Directive ->
Write out the entire listing below exactly, with the pictures left out.

Data listing ->

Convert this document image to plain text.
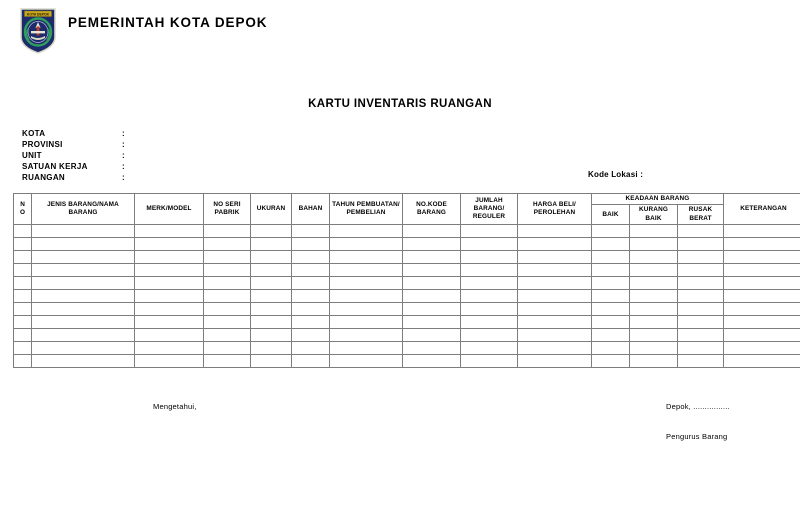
KOTA DEPOK
PEMERINTAH KOTA DEPOK
KARTU INVENTARIS RUANGAN
KOTA	:
PROVINSI	:
UNIT	:
SATUAN KERJA	:
RUANGAN	:	Kode Lokasi :
N
O	JENIS BARANG/NAMA BARANG	MERK/MODEL	NO SERI PABRIK	UKURAN	BAHAN	TAHUN PEMBUATAN/ PEMBELIAN	NO.KODE BARANG	JUMLAH BARANG/ REGULER	HARGA BELI/ PEROLEHAN	KEADAAN BARANG			KETERANGAN
										BAIK	KURANG BAIK	RUSAK BERAT	

Mengetahui,	Depok, ................
Pengurus Barang
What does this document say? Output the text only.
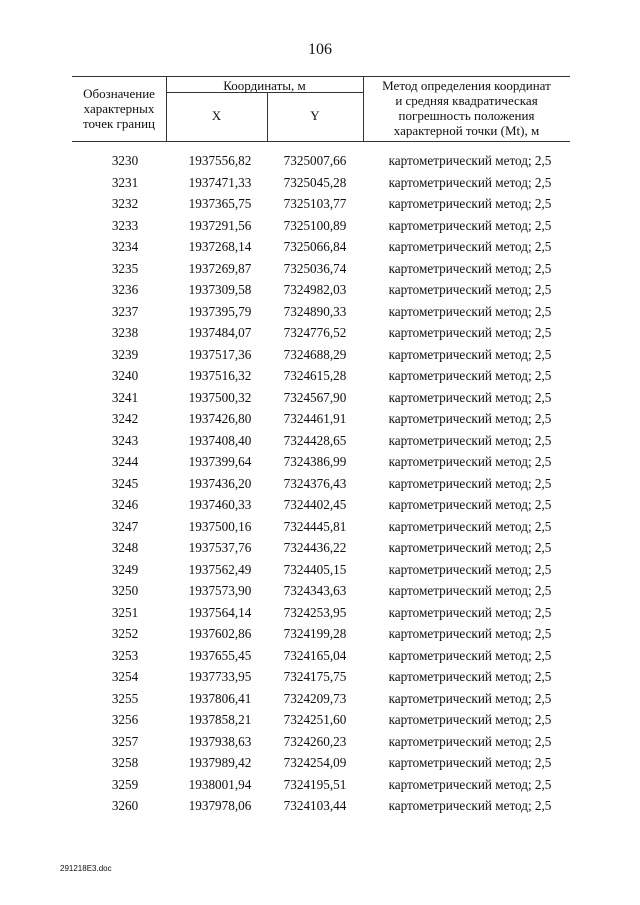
106
Обозначение
характерных
точек границ
Координаты, м
X	Y
Метод определения координат
и средняя квадратическая
погрешность положения
характерной точки (Mt), м
3230	1937556,82	7325007,66	картометрический метод; 2,5
3231	1937471,33	7325045,28	картометрический метод; 2,5
3232	1937365,75	7325103,77	картометрический метод; 2,5
3233	1937291,56	7325100,89	картометрический метод; 2,5
3234	1937268,14	7325066,84	картометрический метод; 2,5
3235	1937269,87	7325036,74	картометрический метод; 2,5
3236	1937309,58	7324982,03	картометрический метод; 2,5
3237	1937395,79	7324890,33	картометрический метод; 2,5
3238	1937484,07	7324776,52	картометрический метод; 2,5
3239	1937517,36	7324688,29	картометрический метод; 2,5
3240	1937516,32	7324615,28	картометрический метод; 2,5
3241	1937500,32	7324567,90	картометрический метод; 2,5
3242	1937426,80	7324461,91	картометрический метод; 2,5
3243	1937408,40	7324428,65	картометрический метод; 2,5
3244	1937399,64	7324386,99	картометрический метод; 2,5
3245	1937436,20	7324376,43	картометрический метод; 2,5
3246	1937460,33	7324402,45	картометрический метод; 2,5
3247	1937500,16	7324445,81	картометрический метод; 2,5
3248	1937537,76	7324436,22	картометрический метод; 2,5
3249	1937562,49	7324405,15	картометрический метод; 2,5
3250	1937573,90	7324343,63	картометрический метод; 2,5
3251	1937564,14	7324253,95	картометрический метод; 2,5
3252	1937602,86	7324199,28	картометрический метод; 2,5
3253	1937655,45	7324165,04	картометрический метод; 2,5
3254	1937733,95	7324175,75	картометрический метод; 2,5
3255	1937806,41	7324209,73	картометрический метод; 2,5
3256	1937858,21	7324251,60	картометрический метод; 2,5
3257	1937938,63	7324260,23	картометрический метод; 2,5
3258	1937989,42	7324254,09	картометрический метод; 2,5
3259	1938001,94	7324195,51	картометрический метод; 2,5
3260	1937978,06	7324103,44	картометрический метод; 2,5
291218E3.doc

Written answer ->
Convert this document image to plain text.
KOTA DEPOK
PEMERINTAH KOTA DEPOK
KARTU INVENTARIS RUANGAN
KOTA	:
PROVINSI	:
UNIT	:
SATUAN KERJA	:
RUANGAN	:	Kode Lokasi :
N
O	JENIS BARANG/NAMA BARANG	MERK/MODEL	NO SERI PABRIK	UKURAN	BAHAN	TAHUN PEMBUATAN/ PEMBELIAN	NO.KODE BARANG	JUMLAH BARANG/ REGULER	HARGA BELI/ PEROLEHAN	KEADAAN BARANG			KETERANGAN
										BAIK	KURANG BAIK	RUSAK BERAT	

Mengetahui,	Depok, ................
Pengurus Barang
What does this document say? Output the text only.
106
Обозначение
характерных
точек границ
Координаты, м
X	Y
Метод определения координат
и средняя квадратическая
погрешность положения
характерной точки (Mt), м
3230	1937556,82	7325007,66	картометрический метод; 2,5
3231	1937471,33	7325045,28	картометрический метод; 2,5
3232	1937365,75	7325103,77	картометрический метод; 2,5
3233	1937291,56	7325100,89	картометрический метод; 2,5
3234	1937268,14	7325066,84	картометрический метод; 2,5
3235	1937269,87	7325036,74	картометрический метод; 2,5
3236	1937309,58	7324982,03	картометрический метод; 2,5
3237	1937395,79	7324890,33	картометрический метод; 2,5
3238	1937484,07	7324776,52	картометрический метод; 2,5
3239	1937517,36	7324688,29	картометрический метод; 2,5
3240	1937516,32	7324615,28	картометрический метод; 2,5
3241	1937500,32	7324567,90	картометрический метод; 2,5
3242	1937426,80	7324461,91	картометрический метод; 2,5
3243	1937408,40	7324428,65	картометрический метод; 2,5
3244	1937399,64	7324386,99	картометрический метод; 2,5
3245	1937436,20	7324376,43	картометрический метод; 2,5
3246	1937460,33	7324402,45	картометрический метод; 2,5
3247	1937500,16	7324445,81	картометрический метод; 2,5
3248	1937537,76	7324436,22	картометрический метод; 2,5
3249	1937562,49	7324405,15	картометрический метод; 2,5
3250	1937573,90	7324343,63	картометрический метод; 2,5
3251	1937564,14	7324253,95	картометрический метод; 2,5
3252	1937602,86	7324199,28	картометрический метод; 2,5
3253	1937655,45	7324165,04	картометрический метод; 2,5
3254	1937733,95	7324175,75	картометрический метод; 2,5
3255	1937806,41	7324209,73	картометрический метод; 2,5
3256	1937858,21	7324251,60	картометрический метод; 2,5
3257	1937938,63	7324260,23	картометрический метод; 2,5
3258	1937989,42	7324254,09	картометрический метод; 2,5
3259	1938001,94	7324195,51	картометрический метод; 2,5
3260	1937978,06	7324103,44	картометрический метод; 2,5
291218E3.doc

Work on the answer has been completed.